## EXERCISE INSTRUCTIONS
Copy the data exactly; pictures stay out of the copy.

:: ROWS ::

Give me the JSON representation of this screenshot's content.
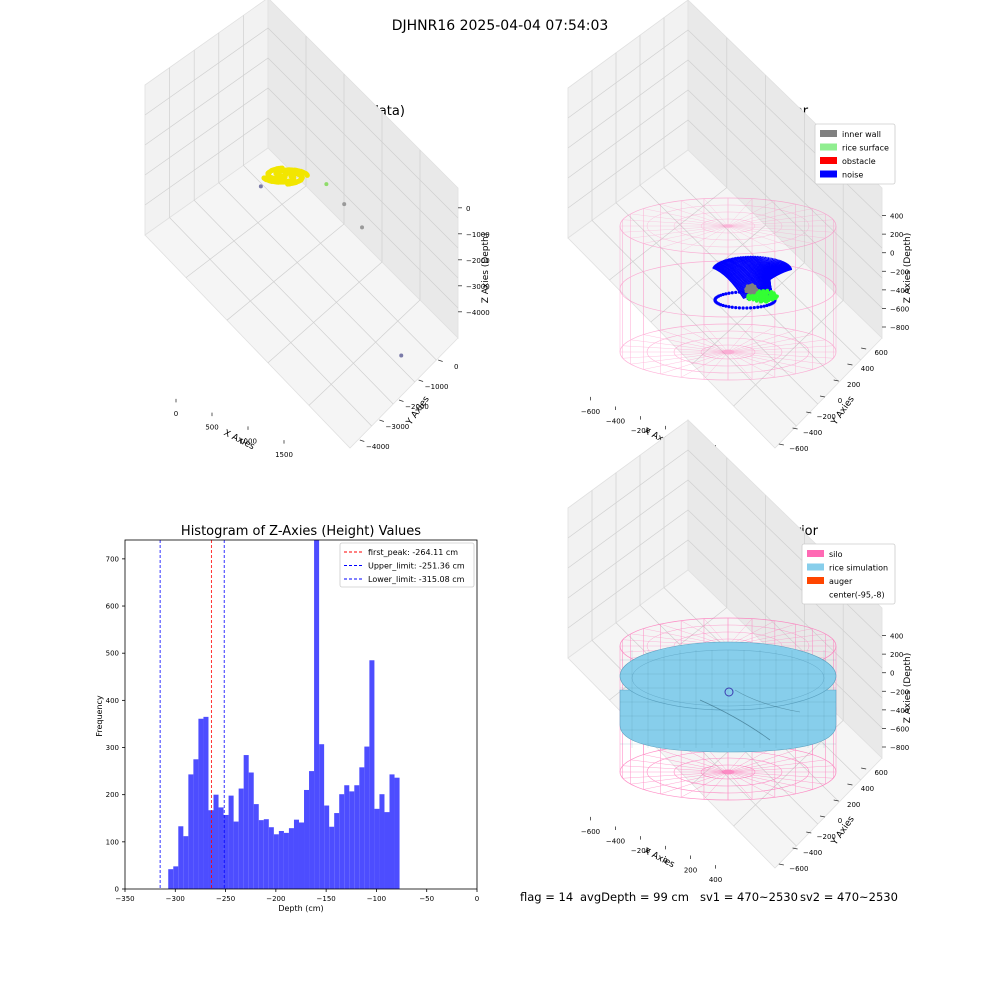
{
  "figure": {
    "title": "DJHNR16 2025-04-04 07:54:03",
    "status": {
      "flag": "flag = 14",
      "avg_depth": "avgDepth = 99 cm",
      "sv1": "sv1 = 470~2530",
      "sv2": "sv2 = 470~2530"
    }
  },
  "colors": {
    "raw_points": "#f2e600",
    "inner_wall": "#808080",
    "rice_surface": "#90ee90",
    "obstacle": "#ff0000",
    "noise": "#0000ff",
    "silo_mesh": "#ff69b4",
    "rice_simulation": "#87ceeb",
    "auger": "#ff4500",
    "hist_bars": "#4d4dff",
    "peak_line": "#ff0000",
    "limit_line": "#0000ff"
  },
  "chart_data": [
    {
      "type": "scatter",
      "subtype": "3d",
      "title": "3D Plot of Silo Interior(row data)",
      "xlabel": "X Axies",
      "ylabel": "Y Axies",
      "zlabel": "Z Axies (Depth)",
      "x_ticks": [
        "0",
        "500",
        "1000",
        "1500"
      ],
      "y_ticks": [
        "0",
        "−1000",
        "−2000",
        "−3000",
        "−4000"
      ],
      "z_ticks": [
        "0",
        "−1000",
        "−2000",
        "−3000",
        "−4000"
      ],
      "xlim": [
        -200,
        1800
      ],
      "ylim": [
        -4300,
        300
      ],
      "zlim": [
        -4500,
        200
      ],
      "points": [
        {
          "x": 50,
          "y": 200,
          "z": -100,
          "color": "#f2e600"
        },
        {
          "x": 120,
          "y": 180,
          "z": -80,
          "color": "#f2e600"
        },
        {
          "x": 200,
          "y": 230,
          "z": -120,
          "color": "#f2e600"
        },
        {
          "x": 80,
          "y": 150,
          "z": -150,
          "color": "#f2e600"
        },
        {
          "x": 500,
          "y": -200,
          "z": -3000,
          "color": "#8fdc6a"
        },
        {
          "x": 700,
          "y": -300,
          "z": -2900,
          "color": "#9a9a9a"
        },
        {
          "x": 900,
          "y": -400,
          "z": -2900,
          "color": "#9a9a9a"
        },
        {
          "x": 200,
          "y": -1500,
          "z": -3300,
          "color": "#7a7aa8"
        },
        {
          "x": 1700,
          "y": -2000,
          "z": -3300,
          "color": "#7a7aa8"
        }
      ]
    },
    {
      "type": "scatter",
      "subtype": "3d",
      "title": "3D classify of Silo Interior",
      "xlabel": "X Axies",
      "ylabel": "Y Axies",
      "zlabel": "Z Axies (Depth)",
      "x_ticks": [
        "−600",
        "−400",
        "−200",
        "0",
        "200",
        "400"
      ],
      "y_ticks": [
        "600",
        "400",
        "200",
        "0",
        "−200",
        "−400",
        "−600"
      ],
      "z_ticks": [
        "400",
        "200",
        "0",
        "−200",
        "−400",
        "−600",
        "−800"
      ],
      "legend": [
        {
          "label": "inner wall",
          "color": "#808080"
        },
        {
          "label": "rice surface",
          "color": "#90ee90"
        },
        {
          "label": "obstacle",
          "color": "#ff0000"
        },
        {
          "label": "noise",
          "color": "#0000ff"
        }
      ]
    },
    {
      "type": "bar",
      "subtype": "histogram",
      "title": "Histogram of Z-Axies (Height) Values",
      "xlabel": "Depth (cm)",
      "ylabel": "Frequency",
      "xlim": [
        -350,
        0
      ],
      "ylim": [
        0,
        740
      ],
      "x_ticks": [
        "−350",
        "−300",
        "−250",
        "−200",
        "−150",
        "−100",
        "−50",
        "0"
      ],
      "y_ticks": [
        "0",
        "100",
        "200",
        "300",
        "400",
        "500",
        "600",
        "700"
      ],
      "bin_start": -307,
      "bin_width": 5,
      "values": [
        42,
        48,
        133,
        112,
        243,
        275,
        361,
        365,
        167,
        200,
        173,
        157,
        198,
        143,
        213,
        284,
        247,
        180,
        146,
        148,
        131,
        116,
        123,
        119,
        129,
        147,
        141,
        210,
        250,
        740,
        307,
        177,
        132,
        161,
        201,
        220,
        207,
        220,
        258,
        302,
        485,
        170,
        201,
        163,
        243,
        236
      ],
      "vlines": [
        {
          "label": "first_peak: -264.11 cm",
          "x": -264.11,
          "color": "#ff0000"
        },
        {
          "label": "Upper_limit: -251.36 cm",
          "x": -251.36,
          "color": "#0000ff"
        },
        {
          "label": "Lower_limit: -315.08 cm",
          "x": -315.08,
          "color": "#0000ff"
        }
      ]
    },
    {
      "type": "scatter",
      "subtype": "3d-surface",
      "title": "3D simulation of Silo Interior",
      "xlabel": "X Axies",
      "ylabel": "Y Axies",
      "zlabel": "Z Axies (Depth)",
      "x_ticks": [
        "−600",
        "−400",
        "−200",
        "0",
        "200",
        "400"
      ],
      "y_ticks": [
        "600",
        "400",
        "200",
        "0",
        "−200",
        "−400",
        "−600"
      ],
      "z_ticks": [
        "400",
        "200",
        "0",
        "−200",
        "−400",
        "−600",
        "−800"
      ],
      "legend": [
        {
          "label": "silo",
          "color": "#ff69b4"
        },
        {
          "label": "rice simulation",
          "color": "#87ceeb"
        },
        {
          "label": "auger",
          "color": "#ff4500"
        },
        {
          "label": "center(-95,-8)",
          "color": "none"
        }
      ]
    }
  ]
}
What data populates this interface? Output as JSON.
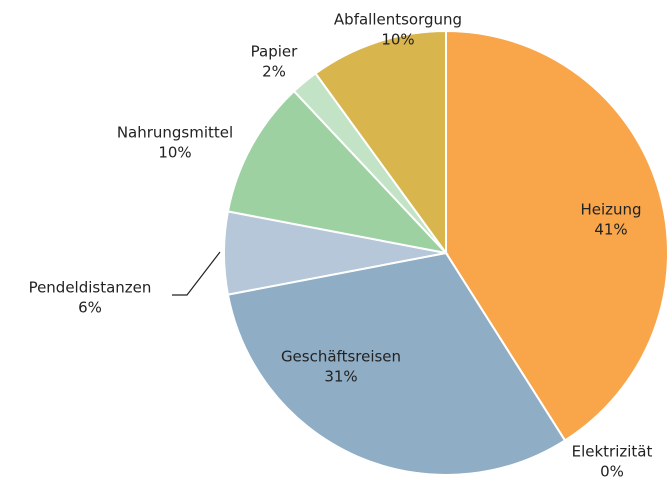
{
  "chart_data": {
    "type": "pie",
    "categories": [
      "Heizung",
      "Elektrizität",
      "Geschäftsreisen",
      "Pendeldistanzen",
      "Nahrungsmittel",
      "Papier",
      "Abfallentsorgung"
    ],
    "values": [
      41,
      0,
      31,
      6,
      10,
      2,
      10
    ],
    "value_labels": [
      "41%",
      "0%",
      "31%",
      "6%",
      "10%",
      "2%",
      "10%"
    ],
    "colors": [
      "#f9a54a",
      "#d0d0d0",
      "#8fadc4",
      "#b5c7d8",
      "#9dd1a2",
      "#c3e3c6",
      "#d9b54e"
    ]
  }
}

:::

## REPLY
Give me the JSON representation of this screenshot's content.
{
  "figure": {
    "title": "DJHNR16 2025-04-04 07:54:03",
    "status": {
      "flag": "flag = 14",
      "avg_depth": "avgDepth = 99 cm",
      "sv1": "sv1 = 470~2530",
      "sv2": "sv2 = 470~2530"
    }
  },
  "colors": {
    "raw_points": "#f2e600",
    "inner_wall": "#808080",
    "rice_surface": "#90ee90",
    "obstacle": "#ff0000",
    "noise": "#0000ff",
    "silo_mesh": "#ff69b4",
    "rice_simulation": "#87ceeb",
    "auger": "#ff4500",
    "hist_bars": "#4d4dff",
    "peak_line": "#ff0000",
    "limit_line": "#0000ff"
  },
  "chart_data": [
    {
      "type": "scatter",
      "subtype": "3d",
      "title": "3D Plot of Silo Interior(row data)",
      "xlabel": "X Axies",
      "ylabel": "Y Axies",
      "zlabel": "Z Axies (Depth)",
      "x_ticks": [
        "0",
        "500",
        "1000",
        "1500"
      ],
      "y_ticks": [
        "0",
        "−1000",
        "−2000",
        "−3000",
        "−4000"
      ],
      "z_ticks": [
        "0",
        "−1000",
        "−2000",
        "−3000",
        "−4000"
      ],
      "xlim": [
        -200,
        1800
      ],
      "ylim": [
        -4300,
        300
      ],
      "zlim": [
        -4500,
        200
      ],
      "points": [
        {
          "x": 50,
          "y": 200,
          "z": -100,
          "color": "#f2e600"
        },
        {
          "x": 120,
          "y": 180,
          "z": -80,
          "color": "#f2e600"
        },
        {
          "x": 200,
          "y": 230,
          "z": -120,
          "color": "#f2e600"
        },
        {
          "x": 80,
          "y": 150,
          "z": -150,
          "color": "#f2e600"
        },
        {
          "x": 500,
          "y": -200,
          "z": -3000,
          "color": "#8fdc6a"
        },
        {
          "x": 700,
          "y": -300,
          "z": -2900,
          "color": "#9a9a9a"
        },
        {
          "x": 900,
          "y": -400,
          "z": -2900,
          "color": "#9a9a9a"
        },
        {
          "x": 200,
          "y": -1500,
          "z": -3300,
          "color": "#7a7aa8"
        },
        {
          "x": 1700,
          "y": -2000,
          "z": -3300,
          "color": "#7a7aa8"
        }
      ]
    },
    {
      "type": "scatter",
      "subtype": "3d",
      "title": "3D classify of Silo Interior",
      "xlabel": "X Axies",
      "ylabel": "Y Axies",
      "zlabel": "Z Axies (Depth)",
      "x_ticks": [
        "−600",
        "−400",
        "−200",
        "0",
        "200",
        "400"
      ],
      "y_ticks": [
        "600",
        "400",
        "200",
        "0",
        "−200",
        "−400",
        "−600"
      ],
      "z_ticks": [
        "400",
        "200",
        "0",
        "−200",
        "−400",
        "−600",
        "−800"
      ],
      "legend": [
        {
          "label": "inner wall",
          "color": "#808080"
        },
        {
          "label": "rice surface",
          "color": "#90ee90"
        },
        {
          "label": "obstacle",
          "color": "#ff0000"
        },
        {
          "label": "noise",
          "color": "#0000ff"
        }
      ]
    },
    {
      "type": "bar",
      "subtype": "histogram",
      "title": "Histogram of Z-Axies (Height) Values",
      "xlabel": "Depth (cm)",
      "ylabel": "Frequency",
      "xlim": [
        -350,
        0
      ],
      "ylim": [
        0,
        740
      ],
      "x_ticks": [
        "−350",
        "−300",
        "−250",
        "−200",
        "−150",
        "−100",
        "−50",
        "0"
      ],
      "y_ticks": [
        "0",
        "100",
        "200",
        "300",
        "400",
        "500",
        "600",
        "700"
      ],
      "bin_start": -307,
      "bin_width": 5,
      "values": [
        42,
        48,
        133,
        112,
        243,
        275,
        361,
        365,
        167,
        200,
        173,
        157,
        198,
        143,
        213,
        284,
        247,
        180,
        146,
        148,
        131,
        116,
        123,
        119,
        129,
        147,
        141,
        210,
        250,
        740,
        307,
        177,
        132,
        161,
        201,
        220,
        207,
        220,
        258,
        302,
        485,
        170,
        201,
        163,
        243,
        236
      ],
      "vlines": [
        {
          "label": "first_peak: -264.11 cm",
          "x": -264.11,
          "color": "#ff0000"
        },
        {
          "label": "Upper_limit: -251.36 cm",
          "x": -251.36,
          "color": "#0000ff"
        },
        {
          "label": "Lower_limit: -315.08 cm",
          "x": -315.08,
          "color": "#0000ff"
        }
      ]
    },
    {
      "type": "scatter",
      "subtype": "3d-surface",
      "title": "3D simulation of Silo Interior",
      "xlabel": "X Axies",
      "ylabel": "Y Axies",
      "zlabel": "Z Axies (Depth)",
      "x_ticks": [
        "−600",
        "−400",
        "−200",
        "0",
        "200",
        "400"
      ],
      "y_ticks": [
        "600",
        "400",
        "200",
        "0",
        "−200",
        "−400",
        "−600"
      ],
      "z_ticks": [
        "400",
        "200",
        "0",
        "−200",
        "−400",
        "−600",
        "−800"
      ],
      "legend": [
        {
          "label": "silo",
          "color": "#ff69b4"
        },
        {
          "label": "rice simulation",
          "color": "#87ceeb"
        },
        {
          "label": "auger",
          "color": "#ff4500"
        },
        {
          "label": "center(-95,-8)",
          "color": "none"
        }
      ]
    }
  ]
}
What data populates this interface? Output as JSON.
{
  "chart_data": {
    "type": "pie",
    "categories": [
      "Heizung",
      "Elektrizität",
      "Geschäftsreisen",
      "Pendeldistanzen",
      "Nahrungsmittel",
      "Papier",
      "Abfallentsorgung"
    ],
    "values": [
      41,
      0,
      31,
      6,
      10,
      2,
      10
    ],
    "value_labels": [
      "41%",
      "0%",
      "31%",
      "6%",
      "10%",
      "2%",
      "10%"
    ],
    "colors": [
      "#f9a54a",
      "#d0d0d0",
      "#8fadc4",
      "#b5c7d8",
      "#9dd1a2",
      "#c3e3c6",
      "#d9b54e"
    ]
  }
}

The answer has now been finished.